* What needs to be done *
Reproduce the data word for word, starting at its first line and ending at the line that contains "ribbon-tabs: s Layout [1,31,750,59]", with both of those lines included.

Stored data entries
★ ★ ★ ★ ★ ★ ★

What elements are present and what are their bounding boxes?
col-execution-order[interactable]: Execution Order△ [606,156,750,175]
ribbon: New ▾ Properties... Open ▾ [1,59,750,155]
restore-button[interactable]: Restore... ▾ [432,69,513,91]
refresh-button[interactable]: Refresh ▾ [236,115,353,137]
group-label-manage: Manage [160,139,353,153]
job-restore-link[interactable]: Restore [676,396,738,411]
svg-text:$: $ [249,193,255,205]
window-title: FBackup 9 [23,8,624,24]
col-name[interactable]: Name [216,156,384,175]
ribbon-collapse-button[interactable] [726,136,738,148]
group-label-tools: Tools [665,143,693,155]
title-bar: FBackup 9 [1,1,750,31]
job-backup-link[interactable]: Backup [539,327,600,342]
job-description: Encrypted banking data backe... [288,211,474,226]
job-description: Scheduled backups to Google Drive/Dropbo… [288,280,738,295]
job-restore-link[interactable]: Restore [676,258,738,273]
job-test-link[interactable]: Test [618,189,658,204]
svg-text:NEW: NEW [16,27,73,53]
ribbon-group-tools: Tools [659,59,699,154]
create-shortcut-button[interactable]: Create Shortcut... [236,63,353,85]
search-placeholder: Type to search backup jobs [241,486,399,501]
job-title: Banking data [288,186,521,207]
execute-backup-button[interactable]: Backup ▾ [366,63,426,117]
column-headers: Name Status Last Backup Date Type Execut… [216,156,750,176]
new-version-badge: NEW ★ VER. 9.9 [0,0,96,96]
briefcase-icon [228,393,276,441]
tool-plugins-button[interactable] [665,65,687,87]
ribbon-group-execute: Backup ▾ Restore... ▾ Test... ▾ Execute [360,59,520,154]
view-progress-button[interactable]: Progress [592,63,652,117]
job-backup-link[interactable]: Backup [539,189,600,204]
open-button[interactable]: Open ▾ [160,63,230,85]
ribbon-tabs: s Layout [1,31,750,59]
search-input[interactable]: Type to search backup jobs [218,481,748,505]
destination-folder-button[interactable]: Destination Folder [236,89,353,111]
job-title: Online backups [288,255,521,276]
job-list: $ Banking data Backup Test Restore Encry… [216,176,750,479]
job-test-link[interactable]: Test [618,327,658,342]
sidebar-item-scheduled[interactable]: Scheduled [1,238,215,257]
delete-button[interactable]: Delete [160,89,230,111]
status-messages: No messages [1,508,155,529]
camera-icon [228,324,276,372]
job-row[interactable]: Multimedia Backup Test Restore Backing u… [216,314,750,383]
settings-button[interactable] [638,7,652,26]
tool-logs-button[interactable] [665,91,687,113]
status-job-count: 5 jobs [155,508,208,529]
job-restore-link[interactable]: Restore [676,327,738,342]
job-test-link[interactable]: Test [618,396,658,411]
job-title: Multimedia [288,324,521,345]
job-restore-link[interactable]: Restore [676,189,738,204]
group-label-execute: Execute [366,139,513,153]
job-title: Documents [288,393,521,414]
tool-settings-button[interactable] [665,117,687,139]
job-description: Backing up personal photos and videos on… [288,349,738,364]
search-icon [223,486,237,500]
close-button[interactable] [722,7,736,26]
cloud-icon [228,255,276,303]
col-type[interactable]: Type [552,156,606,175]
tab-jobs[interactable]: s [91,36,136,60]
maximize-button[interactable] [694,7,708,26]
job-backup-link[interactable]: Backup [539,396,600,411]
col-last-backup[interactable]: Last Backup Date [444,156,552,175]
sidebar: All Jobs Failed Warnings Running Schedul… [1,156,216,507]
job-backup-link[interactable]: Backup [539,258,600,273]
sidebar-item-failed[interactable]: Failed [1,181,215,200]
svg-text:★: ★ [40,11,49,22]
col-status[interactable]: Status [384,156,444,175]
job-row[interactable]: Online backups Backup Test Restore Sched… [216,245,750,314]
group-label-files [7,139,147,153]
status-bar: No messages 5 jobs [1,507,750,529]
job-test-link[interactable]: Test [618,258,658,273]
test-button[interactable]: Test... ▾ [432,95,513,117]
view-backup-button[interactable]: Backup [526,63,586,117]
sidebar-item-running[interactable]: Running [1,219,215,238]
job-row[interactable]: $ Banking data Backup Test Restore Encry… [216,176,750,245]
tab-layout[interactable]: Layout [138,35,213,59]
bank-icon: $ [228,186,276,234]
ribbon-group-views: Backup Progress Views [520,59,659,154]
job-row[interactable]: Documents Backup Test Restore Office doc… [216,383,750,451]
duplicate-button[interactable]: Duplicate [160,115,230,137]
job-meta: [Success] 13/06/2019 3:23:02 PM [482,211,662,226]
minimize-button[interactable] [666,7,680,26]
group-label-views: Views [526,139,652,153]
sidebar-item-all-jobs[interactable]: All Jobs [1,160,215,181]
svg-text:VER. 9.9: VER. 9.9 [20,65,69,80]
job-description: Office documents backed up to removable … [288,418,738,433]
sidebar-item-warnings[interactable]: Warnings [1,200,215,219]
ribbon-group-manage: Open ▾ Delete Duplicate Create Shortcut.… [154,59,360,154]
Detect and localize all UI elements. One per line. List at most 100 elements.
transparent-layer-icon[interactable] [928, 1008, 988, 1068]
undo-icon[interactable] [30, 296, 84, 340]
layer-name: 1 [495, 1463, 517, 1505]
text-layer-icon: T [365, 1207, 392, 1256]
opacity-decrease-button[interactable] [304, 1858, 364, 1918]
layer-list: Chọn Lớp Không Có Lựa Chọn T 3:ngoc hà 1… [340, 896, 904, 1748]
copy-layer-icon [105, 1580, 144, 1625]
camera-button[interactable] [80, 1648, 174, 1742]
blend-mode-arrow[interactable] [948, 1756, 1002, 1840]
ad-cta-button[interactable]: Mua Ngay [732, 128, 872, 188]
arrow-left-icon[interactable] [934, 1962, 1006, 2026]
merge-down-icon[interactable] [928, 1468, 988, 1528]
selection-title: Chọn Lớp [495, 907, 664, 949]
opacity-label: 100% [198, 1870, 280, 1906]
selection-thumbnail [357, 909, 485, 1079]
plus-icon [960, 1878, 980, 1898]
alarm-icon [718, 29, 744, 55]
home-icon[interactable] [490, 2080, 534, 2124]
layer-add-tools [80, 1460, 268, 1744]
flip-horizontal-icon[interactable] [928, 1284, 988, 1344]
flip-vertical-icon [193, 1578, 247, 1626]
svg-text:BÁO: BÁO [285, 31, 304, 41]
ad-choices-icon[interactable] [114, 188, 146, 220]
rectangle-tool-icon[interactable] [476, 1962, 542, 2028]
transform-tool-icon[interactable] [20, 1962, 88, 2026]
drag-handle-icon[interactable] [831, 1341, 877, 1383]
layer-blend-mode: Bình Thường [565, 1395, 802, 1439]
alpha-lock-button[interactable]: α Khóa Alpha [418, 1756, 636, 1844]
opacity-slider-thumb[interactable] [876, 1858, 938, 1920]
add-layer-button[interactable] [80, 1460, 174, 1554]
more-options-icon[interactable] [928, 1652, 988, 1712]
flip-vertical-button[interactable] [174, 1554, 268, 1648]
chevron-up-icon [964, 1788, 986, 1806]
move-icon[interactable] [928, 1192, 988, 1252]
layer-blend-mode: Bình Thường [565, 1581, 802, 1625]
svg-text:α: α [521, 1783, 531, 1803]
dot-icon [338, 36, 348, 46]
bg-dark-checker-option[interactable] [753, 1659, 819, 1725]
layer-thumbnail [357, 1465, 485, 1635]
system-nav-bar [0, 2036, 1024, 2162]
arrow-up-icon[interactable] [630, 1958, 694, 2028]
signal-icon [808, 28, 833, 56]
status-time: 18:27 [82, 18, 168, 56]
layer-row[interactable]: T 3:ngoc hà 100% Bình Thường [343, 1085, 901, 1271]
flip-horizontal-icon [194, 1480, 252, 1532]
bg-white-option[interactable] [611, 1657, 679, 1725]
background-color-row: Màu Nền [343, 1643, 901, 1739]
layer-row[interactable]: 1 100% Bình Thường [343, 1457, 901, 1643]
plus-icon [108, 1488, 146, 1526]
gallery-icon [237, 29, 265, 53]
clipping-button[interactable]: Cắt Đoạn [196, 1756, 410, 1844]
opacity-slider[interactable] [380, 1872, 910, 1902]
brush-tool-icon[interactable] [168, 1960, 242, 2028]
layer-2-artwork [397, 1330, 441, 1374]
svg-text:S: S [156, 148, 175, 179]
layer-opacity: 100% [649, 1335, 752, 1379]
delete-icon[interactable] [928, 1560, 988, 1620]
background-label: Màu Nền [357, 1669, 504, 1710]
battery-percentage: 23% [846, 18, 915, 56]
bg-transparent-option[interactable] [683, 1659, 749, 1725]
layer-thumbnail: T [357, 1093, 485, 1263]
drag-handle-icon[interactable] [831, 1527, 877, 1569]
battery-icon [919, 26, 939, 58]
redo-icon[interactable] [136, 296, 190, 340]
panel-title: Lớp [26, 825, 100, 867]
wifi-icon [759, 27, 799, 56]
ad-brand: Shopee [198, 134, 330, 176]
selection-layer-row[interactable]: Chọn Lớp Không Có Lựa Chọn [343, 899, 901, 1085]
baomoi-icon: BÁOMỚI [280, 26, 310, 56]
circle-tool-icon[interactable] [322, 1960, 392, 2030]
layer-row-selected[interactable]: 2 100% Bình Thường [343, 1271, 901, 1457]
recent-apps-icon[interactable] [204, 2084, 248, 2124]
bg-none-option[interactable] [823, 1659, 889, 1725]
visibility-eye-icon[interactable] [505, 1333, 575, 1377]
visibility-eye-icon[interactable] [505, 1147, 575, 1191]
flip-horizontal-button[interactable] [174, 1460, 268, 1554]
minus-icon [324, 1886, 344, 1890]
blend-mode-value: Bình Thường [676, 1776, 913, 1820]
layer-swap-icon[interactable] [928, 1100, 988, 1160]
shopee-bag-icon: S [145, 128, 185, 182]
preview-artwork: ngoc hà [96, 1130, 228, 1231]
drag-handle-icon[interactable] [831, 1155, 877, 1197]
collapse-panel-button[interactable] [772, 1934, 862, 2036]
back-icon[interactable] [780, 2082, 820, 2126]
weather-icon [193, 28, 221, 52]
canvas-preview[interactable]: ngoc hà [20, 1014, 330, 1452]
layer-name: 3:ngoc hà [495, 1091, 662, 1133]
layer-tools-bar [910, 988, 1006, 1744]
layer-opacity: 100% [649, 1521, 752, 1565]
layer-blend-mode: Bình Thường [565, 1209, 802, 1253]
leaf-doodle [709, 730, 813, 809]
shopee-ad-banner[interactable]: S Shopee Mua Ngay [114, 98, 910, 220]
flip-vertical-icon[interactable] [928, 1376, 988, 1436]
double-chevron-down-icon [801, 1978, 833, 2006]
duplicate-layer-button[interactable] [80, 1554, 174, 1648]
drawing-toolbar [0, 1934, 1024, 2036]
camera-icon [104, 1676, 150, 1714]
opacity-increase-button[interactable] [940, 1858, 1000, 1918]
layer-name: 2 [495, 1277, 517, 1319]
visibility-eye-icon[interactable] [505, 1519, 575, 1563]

★ ★ ★ ★ ★ ★ ★

* Solution for this task *
What elements are present and what are their bounding boxes?
col-execution-order[interactable]: Execution Order△ [606,156,750,175]
ribbon: New ▾ Properties... Open ▾ [1,59,750,155]
restore-button[interactable]: Restore... ▾ [432,69,513,91]
refresh-button[interactable]: Refresh ▾ [236,115,353,137]
group-label-manage: Manage [160,139,353,153]
job-restore-link[interactable]: Restore [676,396,738,411]
svg-text:$: $ [249,193,255,205]
window-title: FBackup 9 [23,8,624,24]
col-name[interactable]: Name [216,156,384,175]
ribbon-collapse-button[interactable] [726,136,738,148]
group-label-tools: Tools [665,143,693,155]
title-bar: FBackup 9 [1,1,750,31]
job-backup-link[interactable]: Backup [539,327,600,342]
job-description: Encrypted banking data backe... [288,211,474,226]
job-description: Scheduled backups to Google Drive/Dropbo… [288,280,738,295]
job-restore-link[interactable]: Restore [676,258,738,273]
job-test-link[interactable]: Test [618,189,658,204]
svg-text:NEW: NEW [16,27,73,53]
ribbon-group-tools: Tools [659,59,699,154]
create-shortcut-button[interactable]: Create Shortcut... [236,63,353,85]
search-placeholder: Type to search backup jobs [241,486,399,501]
job-title: Banking data [288,186,521,207]
execute-backup-button[interactable]: Backup ▾ [366,63,426,117]
column-headers: Name Status Last Backup Date Type Execut… [216,156,750,176]
new-version-badge: NEW ★ VER. 9.9 [0,0,96,96]
briefcase-icon [228,393,276,441]
tool-plugins-button[interactable] [665,65,687,87]
ribbon-group-execute: Backup ▾ Restore... ▾ Test... ▾ Execute [360,59,520,154]
view-progress-button[interactable]: Progress [592,63,652,117]
job-backup-link[interactable]: Backup [539,189,600,204]
open-button[interactable]: Open ▾ [160,63,230,85]
ribbon-tabs: s Layout [1,31,750,59]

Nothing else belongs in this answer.